:: EXERCISE AIM ::
In the material below, the lines containing the word "wiaty" are required; copy each of them.

:: DATASET EXCERPTS ::
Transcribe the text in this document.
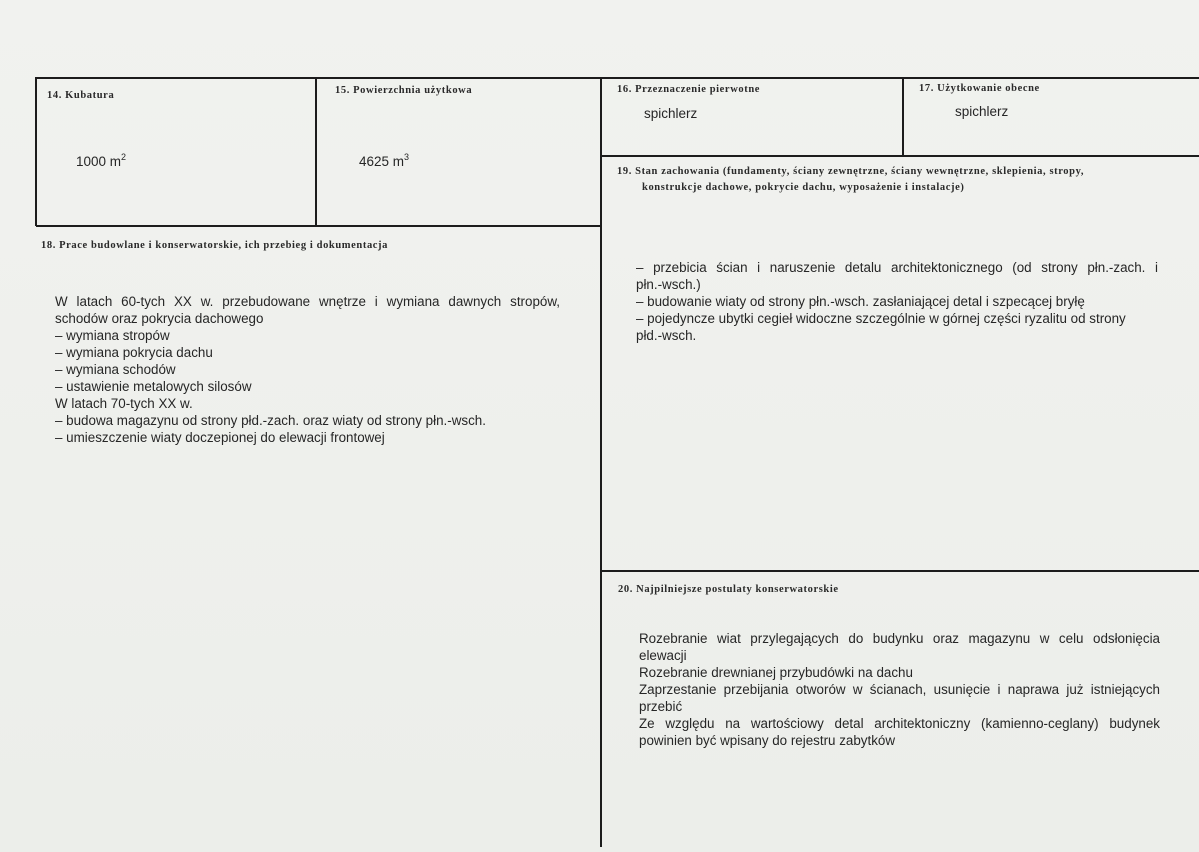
14. Kubatura
1000 $m^2$
15. Powierzchnia użytkowa
4625 $m^3$
16. Przeznaczenie pierwotne
spichlerz
17. Użytkowanie obecne
spichlerz
18. Prace budowlane i konserwatorskie, ich przebieg i dokumentacja
W latach 60-tych XX w. przebudowane wnętrze i wymiana dawnych stropów,
schodów oraz pokrycia dachowego
– wymiana stropów
– wymiana pokrycia dachu
– wymiana schodów
– ustawienie metalowych silosów
W latach 70-tych XX w.
– budowa magazynu od strony płd.-zach. oraz wiaty od strony płn.-wsch.
– umieszczenie wiaty doczepionej do elewacji frontowej
19. Stan zachowania (fundamenty, ściany zewnętrzne, ściany wewnętrzne, sklepienia, stropy,
konstrukcje dachowe, pokrycie dachu, wyposażenie i instalacje)
– przebicia ścian i naruszenie detalu architektonicznego (od strony płn.-zach. i
płn.-wsch.)
– budowanie wiaty od strony płn.-wsch. zasłaniającej detal i szpecącej bryłę
– pojedyncze ubytki cegieł widoczne szczególnie w górnej części ryzalitu od strony
płd.-wsch.
20. Najpilniejsze postulaty konserwatorskie
Rozebranie wiat przylegających do budynku oraz magazynu w celu odsłonięcia
elewacji
Rozebranie drewnianej przybudówki na dachu
Zaprzestanie przebijania otworów w ścianach, usunięcie i naprawa już istniejących
przebić
Ze względu na wartościowy detal architektoniczny (kamienno-ceglany) budynek
powinien być wpisany do rejestru zabytków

:: FINISHED EXERCISE ::
– budowa magazynu od strony płd.-zach. oraz wiaty od strony płn.-wsch.
– umieszczenie wiaty doczepionej do elewacji frontowej
– budowanie wiaty od strony płn.-wsch. zasłaniającej detal i szpecącej bryłę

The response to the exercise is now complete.